▸ What this exercise asks
• a. Answer these questions from the G2E sales terms:
(i) What administrative fee is added for each reminder sent about overdue invoices?
(ii) Until when does G2E keep its ownership rights over the sold products?
(iii) At what moment do the risks of transported goods pass to the client?
• b. Carry the G2E sales terms forward, writing the clauses that come after the final sentence of the passage.

▸ Reading text
▼
8.2. In addition, any unpaid invoice at the due date will automatically be increased, by operation of law and without notice, by a flat-rate and irreducible indemnity of 15% of the amount unpaid, with a minimum of €50 per unpaid invoice. A similar indemnity will be borne by G2E if it fails to perform its obligations.

8.3. Furthermore, in the event of non-payment of overdue invoices, the amounts due will be increased by €7.50 as administrative fees for each reminder sent.

8.4. In the event of the introduction of proceedings following a contractual fault by the client, specifically in the case of non-payment of an invoice by the due date, G2E reserves the right to claim the defense costs (lawyer's fees, expert fees, etc.) incurred (which are an integral part of its damage) and this, without prejudice to the application of the previously mentioned conventional indemnity.

8.5. Failure to pay an invoice by the due date immediately makes all sums due payable, regardless of any payment facilities previously granted.

Article 9 – Transfer of Risks – Retention of Title Clause

9.1. The risks are borne by the buyer as of the delivery. The client remains solely responsible for the loss or destruction of the sold products or the fruits of the services, even due to fortuitous events or force majeure, from the time of delivery.

9.2. The transportation is carried out at the client's risks and perils, even if the mode of transport is chosen by the seller and even if the price is understood as free of charge to the destination. G2E does not guarantee the means of transportation in any case. The risks are transferred to the client as soon as the goods leave G2E's premises, even if the transfer of ownership has been deferred, particularly by the application of the retention of title clause.

 

9.3. The client acknowledges, by way of derogation from Article 1583 of the Civil Code and in accordance with Article 69 of the law of July 11, 2013, on the pledge of movable property, that G2E retains its ownership rights over the sold products until full payment of the price and its accessories (any fees, interests, and penalties). Consequently, the client expressly prohibits themselves from selling, assigning, pledging, and in general alienating the products subject to the contract before settling their account.
▲
▸ Source material
▼
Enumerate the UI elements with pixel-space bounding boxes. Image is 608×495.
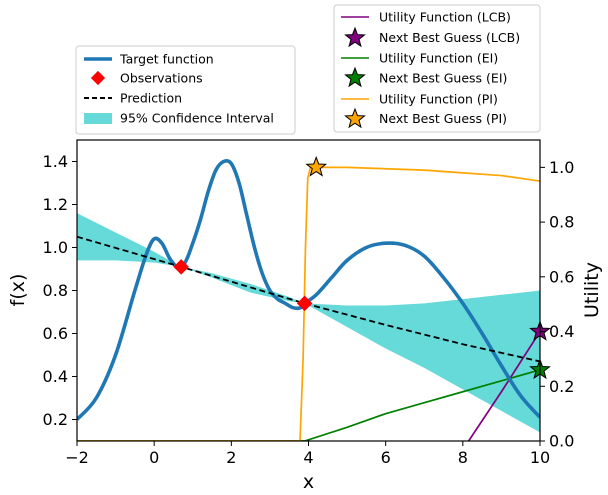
▲
▸ Answers
• a.
(i) €7.50 per reminder.
(ii) Until full payment of the price and its accessories (any fees, interests, and penalties).
(iii) As soon as the goods leave G2E's premises.

• b.
9.4. Eight days after sending a formal notice to pay by registered letter that has gone unanswered, the supplied products must be returned to G2E immediately, at the costs, risks, and perils of the client who is obligated to do so, and this upon simple request.

Article 10 – Claims

10.1. Except in cases of hidden defects, any claim and/or dispute by the professional client against the product and/or service provided must be submitted, under penalty of nullity, by registered letter within 8 days of receiving the product and/or the provided service or from the event that caused the claim.

10.2. Any claim related to an invoice must, under penalty of nullity, be sent to G2E by registered letter within 8 days of the invoice being sent.

10.3. The submission of a claim does not in any way exempt the client from their payment obligations.

Article 11 – Warranty

11.1. The products and services provided will be deemed accepted by the client 8 calendar days at the latest after delivery, unless a specific and detailed complaint is notified to G2E before the expiration of this period by registered letter.

11.2. The acceptance will cover all apparent defects and non-conformities, meaning all those that the client could have detected at the time of delivery or within the following 8 calendar days through careful and serious inspection.

11.3. G2E guarantees the products and services it sells against hidden defects for a period of 12 months from the date of delivery. This warranty is subject to the following conditions. To be able to invoke the benefit of the warranty, the client must notify G2E of any claim regarding hidden defects by registered letter within 8 working days of discovering the defect. Furthermore, the defect must render the Product or Service unfit for its intended use.

11.4. In any case, particularly in the event of non-conformity of the product or service provided, apparent defects, hidden defects, material defects, or any errors, G2E is only liable for the simple replacement of the delivered product with a compliant product and is not liable for any other compensation for any reason whatsoever, including costs incurred by the replacement, losses, damages, and potential loss of earnings related thereto. Under no circumstances will the services performed and/or the products delivered be refunded.

11.5. If the contract concerns the supply of products not manufactured by G2E, these are exclusively covered by the warranty of G2E's supplier to the exclusion of G2E's warranty.

11.6. The client acting for non-professional purposes benefits from the legal rights under the law of September 1, 2004, regarding consumer protection in the case of the sale of consumer goods. This commercial warranty applies without prejudice to these rights.

Article 12 - Liability

12.1. G2E assumes no other liability than that provided in Articles 11.1 to 11.6, and within the limits set forth in these articles.

12.2. Consequently, G2E disclaims any liability, both to its clients and to third parties, for direct or indirect damages to property or persons resulting from the use of the Products or Services provided by G2E, including loss of profit or any other harm arising directly or indirectly from a defect in the Product or Service provided.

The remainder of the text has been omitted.